What is asked
Scan the entries below and count the lines holding the string "týždeň". Supply only the number.

Material provided
** start **

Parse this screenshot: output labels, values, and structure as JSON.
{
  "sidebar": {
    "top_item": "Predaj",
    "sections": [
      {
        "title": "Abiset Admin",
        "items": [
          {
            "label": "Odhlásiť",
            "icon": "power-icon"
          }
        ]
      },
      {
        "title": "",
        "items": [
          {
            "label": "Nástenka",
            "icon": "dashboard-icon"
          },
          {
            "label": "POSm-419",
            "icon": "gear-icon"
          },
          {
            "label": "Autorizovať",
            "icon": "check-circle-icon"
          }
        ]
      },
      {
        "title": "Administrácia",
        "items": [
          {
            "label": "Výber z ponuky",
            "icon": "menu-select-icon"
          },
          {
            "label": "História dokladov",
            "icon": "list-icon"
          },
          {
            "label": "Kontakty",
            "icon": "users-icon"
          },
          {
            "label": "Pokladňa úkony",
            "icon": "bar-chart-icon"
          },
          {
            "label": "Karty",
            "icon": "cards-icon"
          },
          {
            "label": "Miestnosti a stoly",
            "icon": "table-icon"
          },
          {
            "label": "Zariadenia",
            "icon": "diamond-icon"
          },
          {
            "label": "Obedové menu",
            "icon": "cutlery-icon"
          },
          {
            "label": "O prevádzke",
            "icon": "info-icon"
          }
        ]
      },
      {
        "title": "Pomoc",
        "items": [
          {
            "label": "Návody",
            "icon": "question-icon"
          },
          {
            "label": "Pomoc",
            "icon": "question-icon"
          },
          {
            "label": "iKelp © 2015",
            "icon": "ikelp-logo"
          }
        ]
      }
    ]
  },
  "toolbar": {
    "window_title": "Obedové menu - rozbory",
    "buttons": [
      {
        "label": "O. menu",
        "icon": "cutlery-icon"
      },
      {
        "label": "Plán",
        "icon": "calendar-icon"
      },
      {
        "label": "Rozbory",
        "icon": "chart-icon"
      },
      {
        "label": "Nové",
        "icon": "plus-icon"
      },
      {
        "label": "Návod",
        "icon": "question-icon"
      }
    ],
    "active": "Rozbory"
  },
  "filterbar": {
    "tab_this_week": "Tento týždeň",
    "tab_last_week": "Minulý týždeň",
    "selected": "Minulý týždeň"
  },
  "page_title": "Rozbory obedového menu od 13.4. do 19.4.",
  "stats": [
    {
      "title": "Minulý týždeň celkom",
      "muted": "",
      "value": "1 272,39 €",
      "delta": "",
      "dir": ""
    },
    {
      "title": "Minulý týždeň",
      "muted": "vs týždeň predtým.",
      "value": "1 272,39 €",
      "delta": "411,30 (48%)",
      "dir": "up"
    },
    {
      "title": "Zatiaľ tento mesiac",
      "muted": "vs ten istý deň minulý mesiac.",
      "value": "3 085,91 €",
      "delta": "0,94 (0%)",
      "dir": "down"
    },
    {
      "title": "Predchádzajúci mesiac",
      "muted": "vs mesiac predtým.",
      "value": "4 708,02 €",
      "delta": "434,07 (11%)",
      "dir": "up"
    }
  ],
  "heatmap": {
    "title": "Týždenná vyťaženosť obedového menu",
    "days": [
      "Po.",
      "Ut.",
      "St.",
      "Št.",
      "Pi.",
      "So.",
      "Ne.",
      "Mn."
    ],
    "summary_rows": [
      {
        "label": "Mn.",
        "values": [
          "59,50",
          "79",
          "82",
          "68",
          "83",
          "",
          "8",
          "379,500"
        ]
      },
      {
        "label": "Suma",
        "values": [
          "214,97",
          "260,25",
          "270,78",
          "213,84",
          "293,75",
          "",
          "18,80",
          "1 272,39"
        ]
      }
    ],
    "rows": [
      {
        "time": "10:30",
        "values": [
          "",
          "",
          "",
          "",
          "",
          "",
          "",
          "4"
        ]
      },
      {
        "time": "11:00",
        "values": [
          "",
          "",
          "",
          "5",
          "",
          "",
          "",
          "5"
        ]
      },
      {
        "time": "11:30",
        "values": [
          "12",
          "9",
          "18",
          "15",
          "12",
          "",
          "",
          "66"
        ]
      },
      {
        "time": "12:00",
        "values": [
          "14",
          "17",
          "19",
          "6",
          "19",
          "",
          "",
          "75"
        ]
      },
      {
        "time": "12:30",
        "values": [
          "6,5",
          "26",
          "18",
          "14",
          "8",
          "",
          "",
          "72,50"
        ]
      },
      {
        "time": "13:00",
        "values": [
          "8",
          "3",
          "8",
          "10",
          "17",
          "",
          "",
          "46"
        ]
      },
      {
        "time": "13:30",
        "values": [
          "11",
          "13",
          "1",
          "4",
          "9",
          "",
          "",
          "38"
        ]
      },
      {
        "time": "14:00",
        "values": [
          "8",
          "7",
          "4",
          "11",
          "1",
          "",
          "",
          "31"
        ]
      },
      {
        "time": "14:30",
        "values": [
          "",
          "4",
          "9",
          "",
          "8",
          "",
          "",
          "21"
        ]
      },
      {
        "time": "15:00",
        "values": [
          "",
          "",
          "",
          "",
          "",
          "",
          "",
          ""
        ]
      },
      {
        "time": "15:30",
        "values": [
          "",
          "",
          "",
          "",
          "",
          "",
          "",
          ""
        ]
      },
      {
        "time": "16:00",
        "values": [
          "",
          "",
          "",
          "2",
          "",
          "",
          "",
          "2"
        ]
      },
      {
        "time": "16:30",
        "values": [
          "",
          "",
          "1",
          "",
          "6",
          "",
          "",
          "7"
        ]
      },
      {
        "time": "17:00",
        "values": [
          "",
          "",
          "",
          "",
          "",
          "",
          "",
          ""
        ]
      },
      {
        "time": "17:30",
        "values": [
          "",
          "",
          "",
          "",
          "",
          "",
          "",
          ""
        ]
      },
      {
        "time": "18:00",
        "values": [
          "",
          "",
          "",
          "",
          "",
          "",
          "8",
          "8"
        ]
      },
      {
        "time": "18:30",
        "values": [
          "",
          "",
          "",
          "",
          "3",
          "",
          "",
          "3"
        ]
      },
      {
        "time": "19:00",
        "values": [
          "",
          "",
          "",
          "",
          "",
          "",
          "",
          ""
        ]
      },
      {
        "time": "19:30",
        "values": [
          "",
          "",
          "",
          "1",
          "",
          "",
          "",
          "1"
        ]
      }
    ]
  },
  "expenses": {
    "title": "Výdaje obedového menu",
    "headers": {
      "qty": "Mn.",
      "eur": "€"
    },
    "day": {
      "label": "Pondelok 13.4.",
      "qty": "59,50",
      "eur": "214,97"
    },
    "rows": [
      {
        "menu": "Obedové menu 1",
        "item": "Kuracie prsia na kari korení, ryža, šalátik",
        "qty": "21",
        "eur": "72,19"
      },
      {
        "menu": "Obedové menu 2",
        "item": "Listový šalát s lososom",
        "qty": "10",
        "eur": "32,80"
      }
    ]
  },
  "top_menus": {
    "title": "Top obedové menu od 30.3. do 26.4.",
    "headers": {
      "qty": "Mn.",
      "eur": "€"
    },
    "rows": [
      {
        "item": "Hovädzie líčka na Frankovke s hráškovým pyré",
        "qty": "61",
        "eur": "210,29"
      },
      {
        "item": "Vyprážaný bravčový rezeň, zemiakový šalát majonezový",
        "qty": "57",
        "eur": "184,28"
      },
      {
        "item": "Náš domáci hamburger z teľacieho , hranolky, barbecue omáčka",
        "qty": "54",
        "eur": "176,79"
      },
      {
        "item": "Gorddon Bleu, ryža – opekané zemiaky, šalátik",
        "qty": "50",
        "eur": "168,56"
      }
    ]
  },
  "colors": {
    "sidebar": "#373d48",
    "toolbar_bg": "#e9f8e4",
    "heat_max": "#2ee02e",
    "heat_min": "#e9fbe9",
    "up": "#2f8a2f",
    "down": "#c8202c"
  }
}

** end **

Response for this exercise
6